[Extracted records]
======
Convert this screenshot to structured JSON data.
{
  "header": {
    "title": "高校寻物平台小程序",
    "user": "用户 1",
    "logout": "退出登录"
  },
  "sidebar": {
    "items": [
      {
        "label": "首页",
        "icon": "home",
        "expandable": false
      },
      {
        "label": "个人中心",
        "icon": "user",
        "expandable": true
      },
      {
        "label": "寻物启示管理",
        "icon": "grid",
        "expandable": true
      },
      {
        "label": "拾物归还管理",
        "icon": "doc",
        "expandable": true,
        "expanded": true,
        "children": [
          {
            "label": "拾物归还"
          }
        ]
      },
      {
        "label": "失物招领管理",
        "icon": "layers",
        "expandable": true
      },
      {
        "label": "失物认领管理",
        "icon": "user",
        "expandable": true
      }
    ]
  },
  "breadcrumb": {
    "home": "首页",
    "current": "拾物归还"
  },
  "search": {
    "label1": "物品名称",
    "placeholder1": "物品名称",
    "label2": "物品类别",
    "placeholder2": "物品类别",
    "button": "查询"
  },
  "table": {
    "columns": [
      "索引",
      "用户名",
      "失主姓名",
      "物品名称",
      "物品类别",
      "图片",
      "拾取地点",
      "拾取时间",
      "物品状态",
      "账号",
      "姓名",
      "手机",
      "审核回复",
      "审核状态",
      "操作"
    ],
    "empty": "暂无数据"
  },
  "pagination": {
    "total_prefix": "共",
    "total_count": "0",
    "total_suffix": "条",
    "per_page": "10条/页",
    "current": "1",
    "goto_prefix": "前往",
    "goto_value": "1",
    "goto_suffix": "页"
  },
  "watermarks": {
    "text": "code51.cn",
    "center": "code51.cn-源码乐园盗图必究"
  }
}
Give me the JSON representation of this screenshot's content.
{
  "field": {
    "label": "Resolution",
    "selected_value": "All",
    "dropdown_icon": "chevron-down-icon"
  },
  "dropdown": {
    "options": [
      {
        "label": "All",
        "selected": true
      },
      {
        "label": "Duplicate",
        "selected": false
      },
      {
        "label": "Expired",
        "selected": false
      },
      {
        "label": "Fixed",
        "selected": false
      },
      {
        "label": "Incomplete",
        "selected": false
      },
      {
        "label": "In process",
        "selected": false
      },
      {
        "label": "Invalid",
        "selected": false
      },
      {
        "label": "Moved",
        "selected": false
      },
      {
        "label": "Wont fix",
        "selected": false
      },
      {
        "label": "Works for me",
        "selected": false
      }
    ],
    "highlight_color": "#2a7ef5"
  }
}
======
## Problem to solve
All of the records must be repeated exactly.

## Task solution
Convert this screenshot to structured JSON data.
{
  "header": {
    "title": "高校寻物平台小程序",
    "user": "用户 1",
    "logout": "退出登录"
  },
  "sidebar": {
    "items": [
      {
        "label": "首页",
        "icon": "home",
        "expandable": false
      },
      {
        "label": "个人中心",
        "icon": "user",
        "expandable": true
      },
      {
        "label": "寻物启示管理",
        "icon": "grid",
        "expandable": true
      },
      {
        "label": "拾物归还管理",
        "icon": "doc",
        "expandable": true,
        "expanded": true,
        "children": [
          {
            "label": "拾物归还"
          }
        ]
      },
      {
        "label": "失物招领管理",
        "icon": "layers",
        "expandable": true
      },
      {
        "label": "失物认领管理",
        "icon": "user",
        "expandable": true
      }
    ]
  },
  "breadcrumb": {
    "home": "首页",
    "current": "拾物归还"
  },
  "search": {
    "label1": "物品名称",
    "placeholder1": "物品名称",
    "label2": "物品类别",
    "placeholder2": "物品类别",
    "button": "查询"
  },
  "table": {
    "columns": [
      "索引",
      "用户名",
      "失主姓名",
      "物品名称",
      "物品类别",
      "图片",
      "拾取地点",
      "拾取时间",
      "物品状态",
      "账号",
      "姓名",
      "手机",
      "审核回复",
      "审核状态",
      "操作"
    ],
    "empty": "暂无数据"
  },
  "pagination": {
    "total_prefix": "共",
    "total_count": "0",
    "total_suffix": "条",
    "per_page": "10条/页",
    "current": "1",
    "goto_prefix": "前往",
    "goto_value": "1",
    "goto_suffix": "页"
  },
  "watermarks": {
    "text": "code51.cn",
    "center": "code51.cn-源码乐园盗图必究"
  }
}
Give me the JSON representation of this screenshot's content.
{
  "field": {
    "label": "Resolution",
    "selected_value": "All",
    "dropdown_icon": "chevron-down-icon"
  },
  "dropdown": {
    "options": [
      {
        "label": "All",
        "selected": true
      },
      {
        "label": "Duplicate",
        "selected": false
      },
      {
        "label": "Expired",
        "selected": false
      },
      {
        "label": "Fixed",
        "selected": false
      },
      {
        "label": "Incomplete",
        "selected": false
      },
      {
        "label": "In process",
        "selected": false
      },
      {
        "label": "Invalid",
        "selected": false
      },
      {
        "label": "Moved",
        "selected": false
      },
      {
        "label": "Wont fix",
        "selected": false
      },
      {
        "label": "Works for me",
        "selected": false
      }
    ],
    "highlight_color": "#2a7ef5"
  }
}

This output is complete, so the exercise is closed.